Revise the entries from the line with "I need the location" to the line with "svg-text:SWI4: SWI4 — [761, 230, 798, 247]", replacing "location" with "position" and leaving everything else unchanged. Leave the pictures out of your answer.

## Data rows
+++

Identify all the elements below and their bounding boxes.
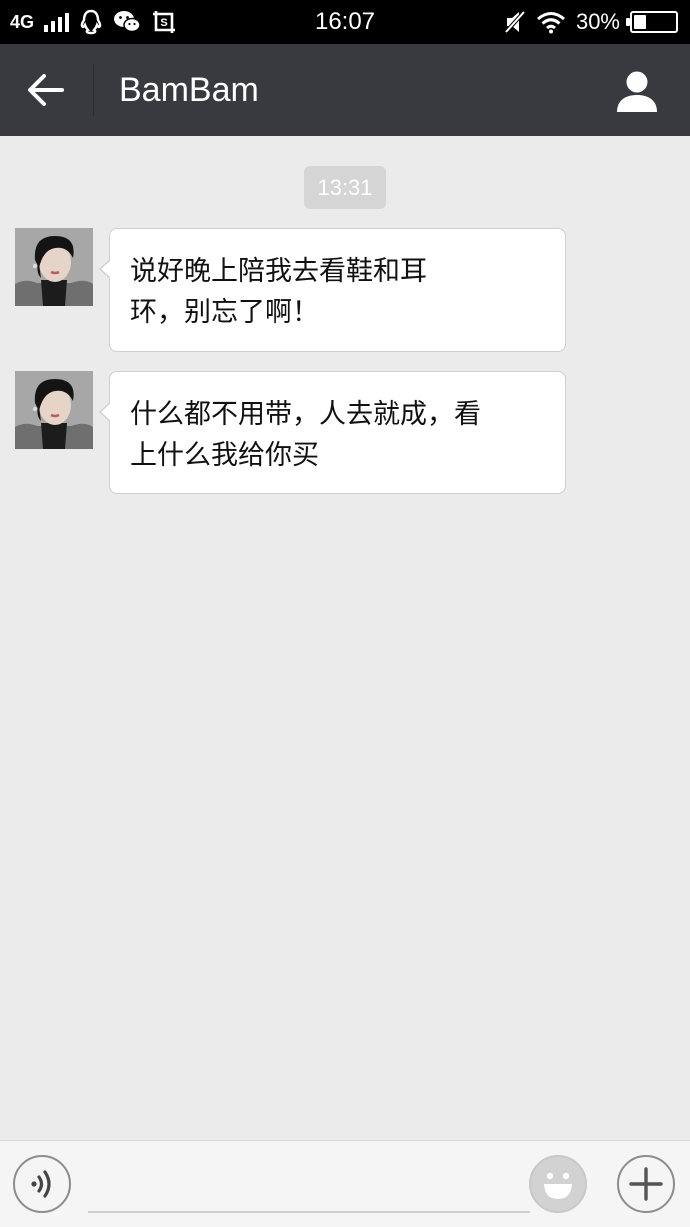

+++

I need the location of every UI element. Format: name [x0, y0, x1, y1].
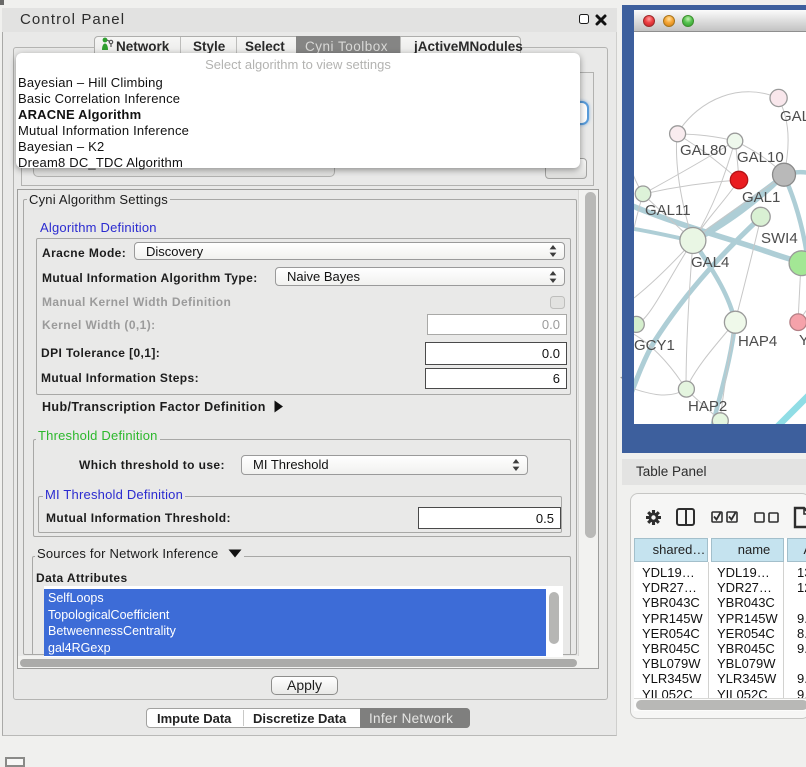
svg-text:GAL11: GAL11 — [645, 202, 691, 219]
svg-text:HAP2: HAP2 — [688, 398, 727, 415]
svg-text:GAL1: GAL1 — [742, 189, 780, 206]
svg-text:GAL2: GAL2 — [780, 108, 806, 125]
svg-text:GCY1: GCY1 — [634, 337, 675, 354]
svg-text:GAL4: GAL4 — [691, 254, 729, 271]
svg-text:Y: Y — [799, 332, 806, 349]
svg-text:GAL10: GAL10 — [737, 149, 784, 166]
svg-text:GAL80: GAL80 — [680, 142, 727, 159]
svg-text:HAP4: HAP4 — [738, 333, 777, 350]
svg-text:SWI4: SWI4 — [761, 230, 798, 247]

+++

## Result
I need the position of every UI element. Format: name [x0, y0, x1, y1].
svg-text:GAL11: GAL11 — [645, 202, 691, 219]
svg-text:HAP2: HAP2 — [688, 398, 727, 415]
svg-text:GAL1: GAL1 — [742, 189, 780, 206]
svg-text:GAL2: GAL2 — [780, 108, 806, 125]
svg-text:GCY1: GCY1 — [634, 337, 675, 354]
svg-text:GAL4: GAL4 — [691, 254, 729, 271]
svg-text:Y: Y — [799, 332, 806, 349]
svg-text:GAL10: GAL10 — [737, 149, 784, 166]
svg-text:GAL80: GAL80 — [680, 142, 727, 159]
svg-text:HAP4: HAP4 — [738, 333, 777, 350]
svg-text:SWI4: SWI4 — [761, 230, 798, 247]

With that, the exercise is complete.